## [Records shown]
◇ ◇ ◇ ◇ ◇ ◇ ◇
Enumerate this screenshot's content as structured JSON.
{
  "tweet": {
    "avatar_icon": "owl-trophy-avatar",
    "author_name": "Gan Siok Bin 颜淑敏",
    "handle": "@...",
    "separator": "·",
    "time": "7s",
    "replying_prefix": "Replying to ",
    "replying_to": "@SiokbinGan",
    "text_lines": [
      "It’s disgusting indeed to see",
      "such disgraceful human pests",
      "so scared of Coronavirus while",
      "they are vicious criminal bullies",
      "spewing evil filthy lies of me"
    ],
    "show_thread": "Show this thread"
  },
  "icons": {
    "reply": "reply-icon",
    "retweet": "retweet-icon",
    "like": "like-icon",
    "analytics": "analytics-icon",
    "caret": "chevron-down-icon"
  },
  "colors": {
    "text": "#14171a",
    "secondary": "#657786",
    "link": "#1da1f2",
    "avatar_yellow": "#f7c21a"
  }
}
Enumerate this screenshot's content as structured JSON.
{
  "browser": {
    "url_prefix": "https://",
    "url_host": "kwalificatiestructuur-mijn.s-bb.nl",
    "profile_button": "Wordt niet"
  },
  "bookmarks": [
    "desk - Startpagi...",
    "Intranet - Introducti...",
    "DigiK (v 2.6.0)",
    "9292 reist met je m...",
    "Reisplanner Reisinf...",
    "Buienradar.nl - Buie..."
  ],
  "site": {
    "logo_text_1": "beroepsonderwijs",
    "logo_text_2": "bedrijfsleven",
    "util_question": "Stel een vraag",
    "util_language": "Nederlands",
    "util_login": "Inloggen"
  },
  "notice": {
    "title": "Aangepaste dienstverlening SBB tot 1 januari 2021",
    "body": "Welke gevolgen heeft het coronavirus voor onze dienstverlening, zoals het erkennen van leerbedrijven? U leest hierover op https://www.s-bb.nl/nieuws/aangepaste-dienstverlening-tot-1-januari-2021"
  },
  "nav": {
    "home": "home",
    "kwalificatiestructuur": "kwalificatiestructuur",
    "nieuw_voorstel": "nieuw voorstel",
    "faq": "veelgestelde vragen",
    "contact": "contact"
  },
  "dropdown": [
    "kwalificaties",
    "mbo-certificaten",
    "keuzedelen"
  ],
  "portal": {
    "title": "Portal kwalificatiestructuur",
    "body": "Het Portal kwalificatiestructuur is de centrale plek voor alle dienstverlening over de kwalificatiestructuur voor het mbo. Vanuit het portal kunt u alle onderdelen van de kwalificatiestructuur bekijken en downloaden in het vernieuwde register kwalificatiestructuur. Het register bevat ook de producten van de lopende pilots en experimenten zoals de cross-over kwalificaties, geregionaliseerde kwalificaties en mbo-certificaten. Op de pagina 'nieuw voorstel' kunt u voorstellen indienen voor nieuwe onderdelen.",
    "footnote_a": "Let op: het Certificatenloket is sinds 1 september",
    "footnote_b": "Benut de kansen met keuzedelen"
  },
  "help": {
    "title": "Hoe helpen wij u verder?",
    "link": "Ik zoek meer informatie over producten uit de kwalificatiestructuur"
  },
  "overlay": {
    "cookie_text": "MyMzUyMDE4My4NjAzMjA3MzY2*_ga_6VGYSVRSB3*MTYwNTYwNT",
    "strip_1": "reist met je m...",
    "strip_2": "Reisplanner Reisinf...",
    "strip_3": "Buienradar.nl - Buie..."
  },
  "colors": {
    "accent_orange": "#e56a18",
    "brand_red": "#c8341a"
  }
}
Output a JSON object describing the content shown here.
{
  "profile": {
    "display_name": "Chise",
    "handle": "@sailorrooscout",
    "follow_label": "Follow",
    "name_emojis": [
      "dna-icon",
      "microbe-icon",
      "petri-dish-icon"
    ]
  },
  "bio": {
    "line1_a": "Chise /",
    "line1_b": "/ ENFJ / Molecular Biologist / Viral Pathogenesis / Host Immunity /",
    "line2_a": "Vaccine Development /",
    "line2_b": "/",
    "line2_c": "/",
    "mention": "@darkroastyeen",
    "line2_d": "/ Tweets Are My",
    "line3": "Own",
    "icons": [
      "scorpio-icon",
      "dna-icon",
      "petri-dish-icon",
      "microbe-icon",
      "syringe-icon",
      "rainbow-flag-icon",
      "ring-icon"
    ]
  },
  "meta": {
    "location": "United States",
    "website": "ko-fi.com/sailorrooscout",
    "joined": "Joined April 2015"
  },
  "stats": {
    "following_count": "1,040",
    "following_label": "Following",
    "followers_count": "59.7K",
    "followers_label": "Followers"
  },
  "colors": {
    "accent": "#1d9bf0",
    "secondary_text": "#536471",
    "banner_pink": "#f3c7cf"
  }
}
◇ ◇ ◇ ◇ ◇ ◇ ◇
## [Try it]
Show all lines above that contain "reist".

## [Response to the exercise]
    "9292 reist met je m...",
    "strip_1": "reist met je m...",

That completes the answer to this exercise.